• Written exercise:
Search the material for the string "Iteration" and copy each line where it occurs.
___ Provided data ___
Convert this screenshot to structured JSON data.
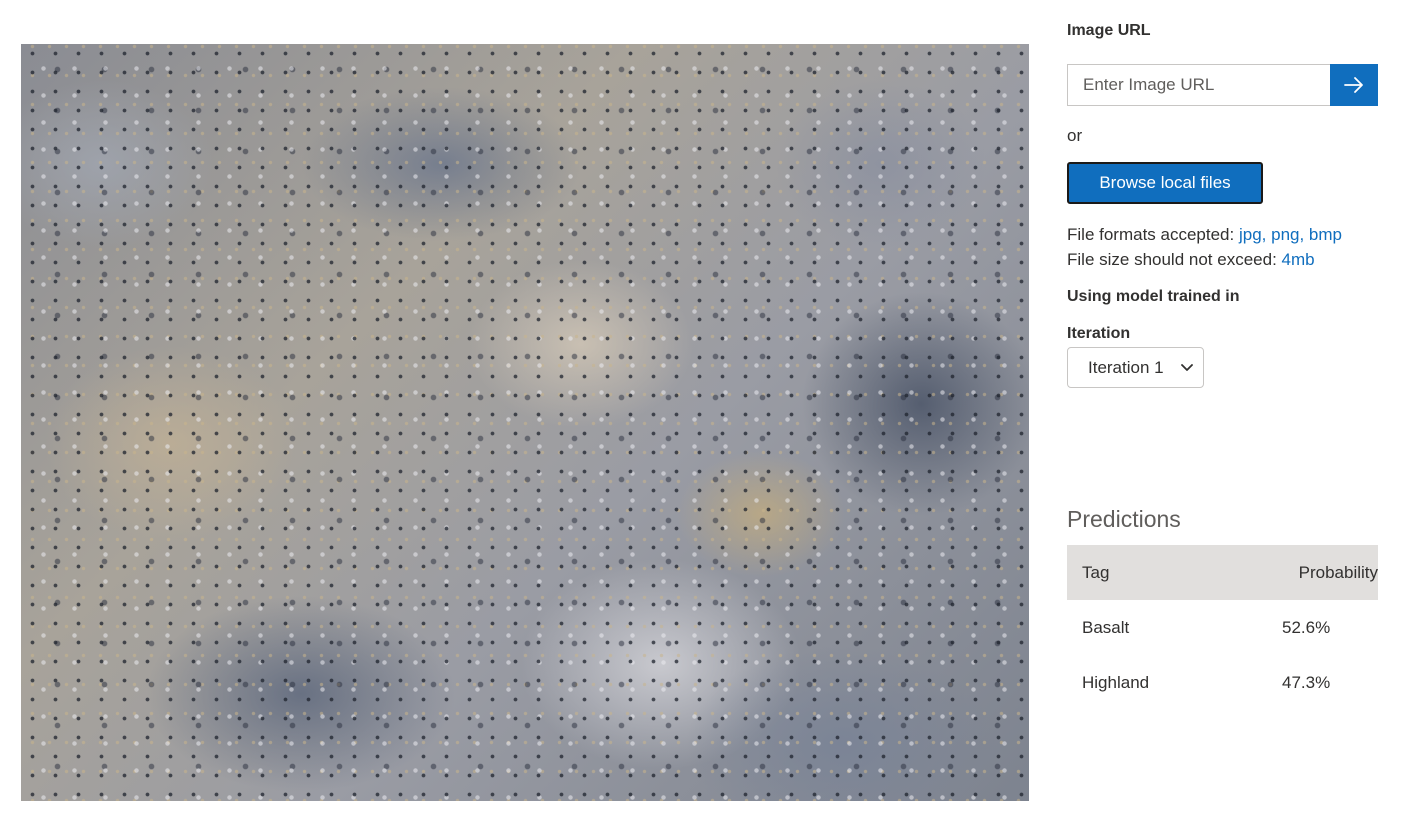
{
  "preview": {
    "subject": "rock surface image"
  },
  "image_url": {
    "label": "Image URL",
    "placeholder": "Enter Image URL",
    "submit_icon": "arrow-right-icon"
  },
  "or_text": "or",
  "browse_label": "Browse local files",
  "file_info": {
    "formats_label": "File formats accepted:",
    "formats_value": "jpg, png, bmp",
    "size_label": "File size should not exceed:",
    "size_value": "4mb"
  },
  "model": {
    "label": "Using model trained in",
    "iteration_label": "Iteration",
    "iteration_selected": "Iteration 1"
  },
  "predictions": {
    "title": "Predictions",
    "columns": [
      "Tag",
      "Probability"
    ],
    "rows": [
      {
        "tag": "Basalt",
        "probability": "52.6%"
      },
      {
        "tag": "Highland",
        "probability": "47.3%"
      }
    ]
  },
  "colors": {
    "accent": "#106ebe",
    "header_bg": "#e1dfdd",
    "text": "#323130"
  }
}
___
___ Provided data ___
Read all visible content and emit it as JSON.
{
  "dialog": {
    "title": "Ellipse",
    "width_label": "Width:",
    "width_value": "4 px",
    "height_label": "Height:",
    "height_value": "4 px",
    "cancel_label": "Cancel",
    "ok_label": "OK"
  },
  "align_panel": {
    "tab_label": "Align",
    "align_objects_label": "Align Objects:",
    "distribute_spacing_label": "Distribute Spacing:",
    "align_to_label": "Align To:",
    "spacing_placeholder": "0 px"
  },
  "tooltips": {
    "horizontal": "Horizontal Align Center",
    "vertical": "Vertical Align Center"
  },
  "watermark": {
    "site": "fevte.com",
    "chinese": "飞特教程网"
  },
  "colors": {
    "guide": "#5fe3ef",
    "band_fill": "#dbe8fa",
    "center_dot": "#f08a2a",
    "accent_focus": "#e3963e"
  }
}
___
• Output for this task:
    "iteration_label": "Iteration",
    "iteration_selected": "Iteration 1"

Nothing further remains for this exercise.